• Extract provided
Since Indira Gandhi's time in the
1960s, the IB director has answered
solely to the prime minister and home
minister. The refusal of political
masters to allow induction of expert
staff from lateral fields has
perpetuated a servile "police
culture" in the bureau. "An
average IB officer is not oriented
with the techniques of war pursued by
mujahideen and fidayeen
fanatics." (p13) Non-productive
human assets clutter the bureau. Lack
of in-service checks fosters a
"breeding ground for Goerings and
Himmlers in the backyard of
constitutional democracy". (p 18)
No meaningful cooperation between
state and central intelligence
entities exists, especially when
different political parties rule at
the center and in the states.
Coordination among the three prime
central agencies, IB, RAW (Research
and Analysis Wing) and CBI (Central
Bureau of Investigation), is
non-existent. The Kargil and Surankote
intelligence failures are two glaring
illustrations of a divided house of
Indian spooks (see Kashmir's
snake in the grass June 7,
2003).
Dhar gives a clarion call for freeing
intelligence organizations from the
machinations of the executive.
Legislation to make the agencies
accountable to parliamentary
committees is a crying necessity.
Election prospecting, verifying
credentials of ruling party
candidates, researching the weaknesses
of opposition candidates, toppling and
interfering with elected governments
and other dirty operations victimizing
the innocent are shameful tasks
assigned to agencies that should be
protecting national security.

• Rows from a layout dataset

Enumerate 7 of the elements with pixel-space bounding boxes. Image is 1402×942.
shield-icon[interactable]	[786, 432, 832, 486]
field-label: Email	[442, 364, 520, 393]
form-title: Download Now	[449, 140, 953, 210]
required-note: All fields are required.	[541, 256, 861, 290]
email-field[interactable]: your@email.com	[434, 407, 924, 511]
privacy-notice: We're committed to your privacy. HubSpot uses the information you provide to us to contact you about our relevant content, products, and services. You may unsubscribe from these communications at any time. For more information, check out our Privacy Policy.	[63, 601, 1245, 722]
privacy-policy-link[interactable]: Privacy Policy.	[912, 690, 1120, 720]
* * *
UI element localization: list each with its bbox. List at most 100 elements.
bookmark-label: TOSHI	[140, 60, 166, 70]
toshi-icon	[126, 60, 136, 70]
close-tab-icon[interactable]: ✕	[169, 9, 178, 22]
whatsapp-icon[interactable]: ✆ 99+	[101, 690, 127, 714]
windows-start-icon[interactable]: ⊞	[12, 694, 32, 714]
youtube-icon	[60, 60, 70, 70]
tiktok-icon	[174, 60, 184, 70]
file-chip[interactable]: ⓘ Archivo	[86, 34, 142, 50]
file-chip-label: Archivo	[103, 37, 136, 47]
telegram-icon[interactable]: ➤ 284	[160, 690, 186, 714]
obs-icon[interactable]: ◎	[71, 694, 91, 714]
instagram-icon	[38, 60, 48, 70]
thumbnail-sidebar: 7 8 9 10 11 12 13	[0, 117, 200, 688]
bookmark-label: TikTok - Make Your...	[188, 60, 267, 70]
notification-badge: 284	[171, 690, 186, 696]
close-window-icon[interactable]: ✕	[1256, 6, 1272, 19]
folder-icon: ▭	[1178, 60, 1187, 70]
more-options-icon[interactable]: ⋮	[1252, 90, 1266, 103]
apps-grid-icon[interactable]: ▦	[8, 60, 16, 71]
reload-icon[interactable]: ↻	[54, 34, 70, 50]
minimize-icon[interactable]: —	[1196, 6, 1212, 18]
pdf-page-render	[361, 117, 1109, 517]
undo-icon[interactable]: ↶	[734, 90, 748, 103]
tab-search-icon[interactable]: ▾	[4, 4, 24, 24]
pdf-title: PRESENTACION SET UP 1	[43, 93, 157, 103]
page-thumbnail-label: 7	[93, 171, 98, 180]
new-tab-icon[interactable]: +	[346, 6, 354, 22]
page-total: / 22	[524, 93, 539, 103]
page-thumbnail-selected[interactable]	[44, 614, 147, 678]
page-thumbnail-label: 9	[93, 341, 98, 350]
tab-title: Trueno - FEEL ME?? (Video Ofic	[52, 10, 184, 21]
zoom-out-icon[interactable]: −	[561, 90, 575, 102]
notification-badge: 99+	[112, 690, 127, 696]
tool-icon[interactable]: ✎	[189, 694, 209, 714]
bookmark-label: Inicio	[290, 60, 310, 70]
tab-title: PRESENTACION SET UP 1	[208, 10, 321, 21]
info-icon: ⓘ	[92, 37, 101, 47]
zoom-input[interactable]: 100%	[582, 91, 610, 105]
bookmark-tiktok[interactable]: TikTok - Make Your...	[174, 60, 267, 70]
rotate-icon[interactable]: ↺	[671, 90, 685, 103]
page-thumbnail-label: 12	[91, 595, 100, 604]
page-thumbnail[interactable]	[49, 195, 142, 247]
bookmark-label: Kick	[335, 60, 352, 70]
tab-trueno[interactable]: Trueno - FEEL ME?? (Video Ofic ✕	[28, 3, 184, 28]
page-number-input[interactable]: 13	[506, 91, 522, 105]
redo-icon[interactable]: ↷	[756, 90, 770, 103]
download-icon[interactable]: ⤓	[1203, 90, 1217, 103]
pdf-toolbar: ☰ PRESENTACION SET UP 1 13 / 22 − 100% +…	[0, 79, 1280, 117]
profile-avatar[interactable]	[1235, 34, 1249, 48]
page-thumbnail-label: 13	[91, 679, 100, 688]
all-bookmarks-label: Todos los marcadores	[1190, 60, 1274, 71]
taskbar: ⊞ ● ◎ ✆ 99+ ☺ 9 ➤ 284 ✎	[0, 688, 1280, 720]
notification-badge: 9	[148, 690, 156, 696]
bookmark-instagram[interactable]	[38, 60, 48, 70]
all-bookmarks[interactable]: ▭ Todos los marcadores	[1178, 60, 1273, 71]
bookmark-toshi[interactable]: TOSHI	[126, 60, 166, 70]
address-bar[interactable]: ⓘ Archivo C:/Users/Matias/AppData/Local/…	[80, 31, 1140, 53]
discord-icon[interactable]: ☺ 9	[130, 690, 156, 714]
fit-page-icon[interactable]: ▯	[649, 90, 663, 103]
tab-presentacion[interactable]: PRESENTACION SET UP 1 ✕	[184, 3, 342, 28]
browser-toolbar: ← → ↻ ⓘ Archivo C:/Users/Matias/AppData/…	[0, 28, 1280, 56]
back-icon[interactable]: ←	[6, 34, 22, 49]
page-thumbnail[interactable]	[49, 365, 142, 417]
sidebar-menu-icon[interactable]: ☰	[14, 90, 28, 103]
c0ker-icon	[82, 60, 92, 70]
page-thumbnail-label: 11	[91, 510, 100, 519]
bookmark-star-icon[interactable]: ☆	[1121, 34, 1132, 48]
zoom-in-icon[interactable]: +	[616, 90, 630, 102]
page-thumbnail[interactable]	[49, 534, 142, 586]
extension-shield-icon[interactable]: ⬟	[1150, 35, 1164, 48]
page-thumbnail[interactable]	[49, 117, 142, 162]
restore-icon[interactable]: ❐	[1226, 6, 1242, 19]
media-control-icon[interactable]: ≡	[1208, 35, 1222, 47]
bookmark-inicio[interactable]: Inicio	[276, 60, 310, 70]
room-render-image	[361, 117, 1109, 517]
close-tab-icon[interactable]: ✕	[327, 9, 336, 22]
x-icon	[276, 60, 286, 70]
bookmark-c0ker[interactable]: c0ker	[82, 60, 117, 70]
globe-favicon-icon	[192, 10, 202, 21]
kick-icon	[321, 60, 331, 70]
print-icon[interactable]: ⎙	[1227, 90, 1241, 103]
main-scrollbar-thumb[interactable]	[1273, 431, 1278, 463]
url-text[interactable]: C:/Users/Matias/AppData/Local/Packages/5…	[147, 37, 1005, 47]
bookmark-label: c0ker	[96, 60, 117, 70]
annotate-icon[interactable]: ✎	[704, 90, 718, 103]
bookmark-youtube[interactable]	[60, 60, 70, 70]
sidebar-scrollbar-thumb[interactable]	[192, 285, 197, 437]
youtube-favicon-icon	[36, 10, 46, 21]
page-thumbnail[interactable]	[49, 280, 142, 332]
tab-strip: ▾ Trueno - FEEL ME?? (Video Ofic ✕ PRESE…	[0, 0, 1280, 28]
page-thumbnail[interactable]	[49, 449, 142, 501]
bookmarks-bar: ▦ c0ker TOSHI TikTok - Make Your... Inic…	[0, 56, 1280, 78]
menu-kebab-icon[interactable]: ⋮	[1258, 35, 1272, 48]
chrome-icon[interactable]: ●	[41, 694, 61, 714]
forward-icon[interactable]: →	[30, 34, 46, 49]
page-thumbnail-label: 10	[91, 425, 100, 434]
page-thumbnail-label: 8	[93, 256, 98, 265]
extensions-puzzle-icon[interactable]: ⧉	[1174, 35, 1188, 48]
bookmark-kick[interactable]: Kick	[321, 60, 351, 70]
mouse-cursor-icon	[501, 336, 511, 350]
...
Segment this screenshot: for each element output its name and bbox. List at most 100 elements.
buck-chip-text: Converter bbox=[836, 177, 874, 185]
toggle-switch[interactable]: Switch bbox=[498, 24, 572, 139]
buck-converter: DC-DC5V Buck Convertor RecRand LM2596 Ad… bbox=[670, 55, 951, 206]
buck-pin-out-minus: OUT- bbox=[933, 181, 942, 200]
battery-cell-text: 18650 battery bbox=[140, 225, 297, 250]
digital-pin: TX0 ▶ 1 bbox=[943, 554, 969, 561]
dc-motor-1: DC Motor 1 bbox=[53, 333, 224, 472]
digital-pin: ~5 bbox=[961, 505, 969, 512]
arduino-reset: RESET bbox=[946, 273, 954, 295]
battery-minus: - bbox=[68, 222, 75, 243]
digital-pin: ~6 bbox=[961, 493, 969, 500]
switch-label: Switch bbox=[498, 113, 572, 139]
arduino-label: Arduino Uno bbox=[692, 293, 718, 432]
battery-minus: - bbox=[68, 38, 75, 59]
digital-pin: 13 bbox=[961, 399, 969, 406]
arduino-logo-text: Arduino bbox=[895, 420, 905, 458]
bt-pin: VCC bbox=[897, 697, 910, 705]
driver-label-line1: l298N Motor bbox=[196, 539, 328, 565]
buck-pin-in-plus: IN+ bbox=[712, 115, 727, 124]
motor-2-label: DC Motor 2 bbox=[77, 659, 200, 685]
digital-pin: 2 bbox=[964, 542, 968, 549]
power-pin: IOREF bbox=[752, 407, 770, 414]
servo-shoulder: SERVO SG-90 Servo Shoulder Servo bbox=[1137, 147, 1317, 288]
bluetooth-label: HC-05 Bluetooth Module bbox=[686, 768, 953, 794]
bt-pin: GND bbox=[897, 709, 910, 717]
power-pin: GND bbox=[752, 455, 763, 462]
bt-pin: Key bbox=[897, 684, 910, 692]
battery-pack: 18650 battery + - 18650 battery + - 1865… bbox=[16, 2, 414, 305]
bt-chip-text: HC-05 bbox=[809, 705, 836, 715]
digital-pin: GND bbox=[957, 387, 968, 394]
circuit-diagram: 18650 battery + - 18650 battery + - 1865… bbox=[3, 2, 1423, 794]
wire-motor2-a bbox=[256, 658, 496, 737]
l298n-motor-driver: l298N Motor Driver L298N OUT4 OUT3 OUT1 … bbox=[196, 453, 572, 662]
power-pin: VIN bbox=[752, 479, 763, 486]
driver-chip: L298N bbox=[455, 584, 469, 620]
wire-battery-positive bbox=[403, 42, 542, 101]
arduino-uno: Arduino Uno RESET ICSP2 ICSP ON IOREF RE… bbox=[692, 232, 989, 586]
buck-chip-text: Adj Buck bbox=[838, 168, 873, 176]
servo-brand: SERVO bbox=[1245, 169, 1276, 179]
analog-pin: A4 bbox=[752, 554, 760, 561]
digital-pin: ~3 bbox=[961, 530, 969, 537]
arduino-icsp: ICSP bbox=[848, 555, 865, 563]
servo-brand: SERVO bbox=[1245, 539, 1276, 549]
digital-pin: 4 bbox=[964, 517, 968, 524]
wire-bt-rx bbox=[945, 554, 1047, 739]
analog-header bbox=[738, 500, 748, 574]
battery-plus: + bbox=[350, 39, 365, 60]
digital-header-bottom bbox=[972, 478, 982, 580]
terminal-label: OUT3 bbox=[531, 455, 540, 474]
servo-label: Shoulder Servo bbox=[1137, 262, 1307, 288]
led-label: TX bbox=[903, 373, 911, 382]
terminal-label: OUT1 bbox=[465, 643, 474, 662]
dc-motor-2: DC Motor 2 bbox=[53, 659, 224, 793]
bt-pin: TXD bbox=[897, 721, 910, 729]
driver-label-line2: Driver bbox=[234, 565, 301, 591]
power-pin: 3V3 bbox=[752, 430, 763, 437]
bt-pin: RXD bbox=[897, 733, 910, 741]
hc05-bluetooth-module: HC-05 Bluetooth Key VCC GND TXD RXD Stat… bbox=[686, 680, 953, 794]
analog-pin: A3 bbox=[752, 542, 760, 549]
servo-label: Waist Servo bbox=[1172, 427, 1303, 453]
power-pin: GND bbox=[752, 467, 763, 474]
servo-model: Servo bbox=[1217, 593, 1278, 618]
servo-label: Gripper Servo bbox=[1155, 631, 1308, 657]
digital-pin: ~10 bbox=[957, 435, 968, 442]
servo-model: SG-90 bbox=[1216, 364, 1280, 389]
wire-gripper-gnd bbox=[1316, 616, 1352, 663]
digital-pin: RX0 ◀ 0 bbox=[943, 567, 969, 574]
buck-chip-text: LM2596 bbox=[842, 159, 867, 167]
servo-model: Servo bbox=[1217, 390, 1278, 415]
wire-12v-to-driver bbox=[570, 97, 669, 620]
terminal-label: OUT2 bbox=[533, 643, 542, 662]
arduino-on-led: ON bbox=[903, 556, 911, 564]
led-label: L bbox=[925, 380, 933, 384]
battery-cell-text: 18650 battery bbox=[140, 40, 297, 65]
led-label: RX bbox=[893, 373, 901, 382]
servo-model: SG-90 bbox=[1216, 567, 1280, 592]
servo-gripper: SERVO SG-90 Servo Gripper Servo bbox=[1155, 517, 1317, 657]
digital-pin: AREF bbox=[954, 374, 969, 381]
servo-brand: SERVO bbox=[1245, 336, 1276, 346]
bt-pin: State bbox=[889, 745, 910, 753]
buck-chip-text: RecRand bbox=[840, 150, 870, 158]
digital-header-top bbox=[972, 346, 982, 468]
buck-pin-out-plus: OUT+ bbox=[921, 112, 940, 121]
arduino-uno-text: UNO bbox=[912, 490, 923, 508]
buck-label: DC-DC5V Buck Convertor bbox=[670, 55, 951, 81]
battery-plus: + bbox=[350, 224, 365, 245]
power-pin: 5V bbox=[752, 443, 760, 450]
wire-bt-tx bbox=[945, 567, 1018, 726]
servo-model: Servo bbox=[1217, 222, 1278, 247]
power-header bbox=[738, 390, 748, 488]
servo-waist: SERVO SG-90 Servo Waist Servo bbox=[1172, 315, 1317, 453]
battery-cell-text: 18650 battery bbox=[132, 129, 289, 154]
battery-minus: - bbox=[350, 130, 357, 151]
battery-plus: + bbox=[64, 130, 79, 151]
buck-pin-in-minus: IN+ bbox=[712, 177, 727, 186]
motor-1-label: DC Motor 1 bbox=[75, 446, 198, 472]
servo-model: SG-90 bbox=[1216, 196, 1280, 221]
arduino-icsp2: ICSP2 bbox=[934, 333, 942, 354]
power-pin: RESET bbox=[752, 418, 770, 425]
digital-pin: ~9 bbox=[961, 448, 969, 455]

• Required work
a - In the listing, copy the lines from the one containing "Segment this screenshot: for" through the one containing "buck-pin-out-minus: OUT- bbox=[933, 181, 942, 200]", including both of those lines.
b - Write the next part of the passage on India's intelligence agencies, starting right after its last sentence.
The passage and the listing have nothing to do with each other.

• Expected outputs
a -
Segment this screenshot: for each element output its name and bbox. List at most 100 elements.
buck-chip-text: Converter bbox=[836, 177, 874, 185]
toggle-switch[interactable]: Switch bbox=[498, 24, 572, 139]
buck-converter: DC-DC5V Buck Convertor RecRand LM2596 Ad… bbox=[670, 55, 951, 206]
buck-pin-out-minus: OUT- bbox=[933, 181, 942, 200]

b -
As a budding officer of the Indian
Police Service in 1965, Dhar learned
the nitty-gritty of grassroots
intelligence collection in Darjeeling,
Siliguri and Naksalbari (northern
Bengal). His unusual techniques of
raising human assets were encouraged
with subventions from the police
Secret Service Fund. Meetings with
Charu Majumdar and Jangal Santhal,
forefathers of India's extreme Maoist
movement, convinced Dhar that violent
agrarian revolution was not far off.
However, politicians from Calcutta
(now Kolkata) and Delhi showed no
intentions of addressing the economic
woes of the rural populace.
"Indian rulers blindly follow the
firefighting ideology in dealing with
great social and economic fault
lines." (p 71)
In 1968, as a bolt from the blue, Dhar
was advised to join the IB in Delhi.
The intelligence technocrats he met
there were "cast iron
cookies" who swore by
regimentation and loyalty. The abject
submissiveness of officers robbed them
of initiative and measured aggression.
The IB reeked of factionalism,
corruption and nepotism. Trainers
treated the ruling Congress Party as
Caesar's wife in the political
analysis classes. They totally
neglected "economic
intelligence" and its relevance
to unrest in society. Coastal security
was unheard of as a concept. The
curricula had a myopic strategic view
and general officers were anomalously
segregated from technical officers.
Posted to Manipur after training, Dhar
was released "into troubled water
like a scared fry". (p 95)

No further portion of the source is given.